What this task involves
Return the records word for word, from their very first line through the line containing "row-work-title: 让红色基因永流传 bbox=[150, 124, 268, 156]", with both of those lines included.

The data
......
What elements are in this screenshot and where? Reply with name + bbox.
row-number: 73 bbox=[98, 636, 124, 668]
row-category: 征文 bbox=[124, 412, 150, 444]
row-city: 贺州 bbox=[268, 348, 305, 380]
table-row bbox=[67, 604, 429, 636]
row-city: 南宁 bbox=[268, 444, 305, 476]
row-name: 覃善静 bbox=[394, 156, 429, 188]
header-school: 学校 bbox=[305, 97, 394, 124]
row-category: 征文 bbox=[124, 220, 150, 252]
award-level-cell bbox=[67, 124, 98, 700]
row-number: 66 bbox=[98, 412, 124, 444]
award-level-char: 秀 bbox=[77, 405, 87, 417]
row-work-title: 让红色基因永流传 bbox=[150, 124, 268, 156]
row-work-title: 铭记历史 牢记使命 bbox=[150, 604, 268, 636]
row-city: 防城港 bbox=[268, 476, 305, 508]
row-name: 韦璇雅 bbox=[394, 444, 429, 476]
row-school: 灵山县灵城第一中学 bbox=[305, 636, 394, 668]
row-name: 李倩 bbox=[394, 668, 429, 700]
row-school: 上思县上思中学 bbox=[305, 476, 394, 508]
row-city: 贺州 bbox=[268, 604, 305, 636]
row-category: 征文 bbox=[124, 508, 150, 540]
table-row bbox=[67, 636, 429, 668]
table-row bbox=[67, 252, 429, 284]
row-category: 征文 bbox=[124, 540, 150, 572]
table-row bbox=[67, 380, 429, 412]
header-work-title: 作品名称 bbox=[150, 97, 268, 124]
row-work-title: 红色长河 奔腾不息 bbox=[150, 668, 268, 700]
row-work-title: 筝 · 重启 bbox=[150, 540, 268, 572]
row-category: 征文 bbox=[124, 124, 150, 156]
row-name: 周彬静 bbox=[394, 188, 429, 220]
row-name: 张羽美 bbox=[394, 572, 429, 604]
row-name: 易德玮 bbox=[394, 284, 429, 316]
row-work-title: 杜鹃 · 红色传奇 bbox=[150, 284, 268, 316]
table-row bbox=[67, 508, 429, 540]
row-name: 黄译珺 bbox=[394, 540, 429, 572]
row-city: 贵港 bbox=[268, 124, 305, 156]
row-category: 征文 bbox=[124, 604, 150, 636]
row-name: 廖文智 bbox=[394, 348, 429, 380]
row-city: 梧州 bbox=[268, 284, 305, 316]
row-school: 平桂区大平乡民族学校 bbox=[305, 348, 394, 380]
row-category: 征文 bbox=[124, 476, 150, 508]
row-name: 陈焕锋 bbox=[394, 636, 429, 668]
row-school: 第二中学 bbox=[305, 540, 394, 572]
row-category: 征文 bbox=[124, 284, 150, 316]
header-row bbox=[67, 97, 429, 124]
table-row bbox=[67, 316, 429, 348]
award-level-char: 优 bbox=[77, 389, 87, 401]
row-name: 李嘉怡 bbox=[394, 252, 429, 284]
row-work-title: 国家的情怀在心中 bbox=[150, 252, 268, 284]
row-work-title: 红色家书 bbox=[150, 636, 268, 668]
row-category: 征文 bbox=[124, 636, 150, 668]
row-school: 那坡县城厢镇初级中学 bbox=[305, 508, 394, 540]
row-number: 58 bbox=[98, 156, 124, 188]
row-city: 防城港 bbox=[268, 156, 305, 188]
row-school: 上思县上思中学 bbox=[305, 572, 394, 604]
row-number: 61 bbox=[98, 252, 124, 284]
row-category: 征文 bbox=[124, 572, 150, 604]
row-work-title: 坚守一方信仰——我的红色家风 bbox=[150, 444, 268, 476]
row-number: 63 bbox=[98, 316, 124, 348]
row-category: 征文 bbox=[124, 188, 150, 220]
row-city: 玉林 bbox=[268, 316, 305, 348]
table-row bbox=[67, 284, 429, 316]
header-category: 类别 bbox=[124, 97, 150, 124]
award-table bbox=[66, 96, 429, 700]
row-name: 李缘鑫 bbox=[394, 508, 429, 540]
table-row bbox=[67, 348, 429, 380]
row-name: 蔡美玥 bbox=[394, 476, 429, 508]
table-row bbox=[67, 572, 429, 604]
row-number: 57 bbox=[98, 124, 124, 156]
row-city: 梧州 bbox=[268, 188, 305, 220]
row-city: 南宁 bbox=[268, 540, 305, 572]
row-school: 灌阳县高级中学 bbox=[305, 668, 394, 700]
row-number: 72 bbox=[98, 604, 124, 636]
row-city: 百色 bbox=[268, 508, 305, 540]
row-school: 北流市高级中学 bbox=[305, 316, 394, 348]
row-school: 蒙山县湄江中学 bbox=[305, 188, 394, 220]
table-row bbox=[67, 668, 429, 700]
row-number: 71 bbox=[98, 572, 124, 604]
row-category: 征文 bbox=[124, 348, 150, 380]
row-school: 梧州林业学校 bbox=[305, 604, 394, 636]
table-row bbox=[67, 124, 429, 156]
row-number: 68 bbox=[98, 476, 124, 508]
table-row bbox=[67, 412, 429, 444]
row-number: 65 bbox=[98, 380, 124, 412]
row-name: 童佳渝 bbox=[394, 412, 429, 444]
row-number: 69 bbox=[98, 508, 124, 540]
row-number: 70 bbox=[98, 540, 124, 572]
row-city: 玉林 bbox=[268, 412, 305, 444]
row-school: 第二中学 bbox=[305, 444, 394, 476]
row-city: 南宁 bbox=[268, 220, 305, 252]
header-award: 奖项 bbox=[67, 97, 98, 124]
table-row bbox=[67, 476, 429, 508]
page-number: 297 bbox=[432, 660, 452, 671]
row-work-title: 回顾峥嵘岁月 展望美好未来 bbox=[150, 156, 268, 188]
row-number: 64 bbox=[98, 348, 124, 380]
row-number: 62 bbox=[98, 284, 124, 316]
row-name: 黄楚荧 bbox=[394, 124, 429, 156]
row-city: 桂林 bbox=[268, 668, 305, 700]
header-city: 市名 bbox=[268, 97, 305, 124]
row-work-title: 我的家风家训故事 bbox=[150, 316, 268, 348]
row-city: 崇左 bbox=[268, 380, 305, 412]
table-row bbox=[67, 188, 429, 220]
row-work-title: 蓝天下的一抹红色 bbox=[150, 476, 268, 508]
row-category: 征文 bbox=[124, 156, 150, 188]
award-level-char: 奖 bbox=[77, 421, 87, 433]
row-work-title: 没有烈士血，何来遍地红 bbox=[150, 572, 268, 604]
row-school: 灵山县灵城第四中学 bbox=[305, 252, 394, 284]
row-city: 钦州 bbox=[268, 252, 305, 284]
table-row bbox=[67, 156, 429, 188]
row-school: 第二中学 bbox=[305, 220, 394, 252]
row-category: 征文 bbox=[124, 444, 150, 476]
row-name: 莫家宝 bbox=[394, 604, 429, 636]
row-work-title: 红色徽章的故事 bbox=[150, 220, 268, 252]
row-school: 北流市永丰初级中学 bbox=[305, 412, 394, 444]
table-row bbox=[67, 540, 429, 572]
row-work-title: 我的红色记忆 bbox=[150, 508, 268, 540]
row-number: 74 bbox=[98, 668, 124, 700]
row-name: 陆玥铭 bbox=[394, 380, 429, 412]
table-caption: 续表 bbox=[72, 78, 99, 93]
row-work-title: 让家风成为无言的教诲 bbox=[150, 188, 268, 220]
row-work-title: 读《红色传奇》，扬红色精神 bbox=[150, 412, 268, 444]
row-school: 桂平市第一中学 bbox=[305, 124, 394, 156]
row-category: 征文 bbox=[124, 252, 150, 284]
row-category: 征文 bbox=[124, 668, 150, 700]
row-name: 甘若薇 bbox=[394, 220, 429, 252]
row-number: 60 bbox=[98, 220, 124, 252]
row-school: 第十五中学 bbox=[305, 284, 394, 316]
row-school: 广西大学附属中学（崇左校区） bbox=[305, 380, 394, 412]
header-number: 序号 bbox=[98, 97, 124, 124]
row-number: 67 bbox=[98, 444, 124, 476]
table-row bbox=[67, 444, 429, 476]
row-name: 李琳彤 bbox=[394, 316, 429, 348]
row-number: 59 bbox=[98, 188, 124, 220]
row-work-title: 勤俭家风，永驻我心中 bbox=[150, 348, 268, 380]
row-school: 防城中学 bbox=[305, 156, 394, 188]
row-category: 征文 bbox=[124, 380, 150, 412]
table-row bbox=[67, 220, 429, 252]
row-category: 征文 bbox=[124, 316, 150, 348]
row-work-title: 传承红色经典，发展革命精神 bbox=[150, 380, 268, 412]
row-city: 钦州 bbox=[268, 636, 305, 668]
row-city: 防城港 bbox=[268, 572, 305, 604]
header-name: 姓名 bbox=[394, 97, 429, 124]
......
Correct answer
What elements are in this screenshot and where? Reply with name + bbox.
row-number: 73 bbox=[98, 636, 124, 668]
row-category: 征文 bbox=[124, 412, 150, 444]
row-city: 贺州 bbox=[268, 348, 305, 380]
table-row bbox=[67, 604, 429, 636]
row-city: 南宁 bbox=[268, 444, 305, 476]
row-name: 覃善静 bbox=[394, 156, 429, 188]
header-school: 学校 bbox=[305, 97, 394, 124]
row-category: 征文 bbox=[124, 220, 150, 252]
award-level-cell bbox=[67, 124, 98, 700]
row-number: 66 bbox=[98, 412, 124, 444]
award-level-char: 秀 bbox=[77, 405, 87, 417]
row-work-title: 让红色基因永流传 bbox=[150, 124, 268, 156]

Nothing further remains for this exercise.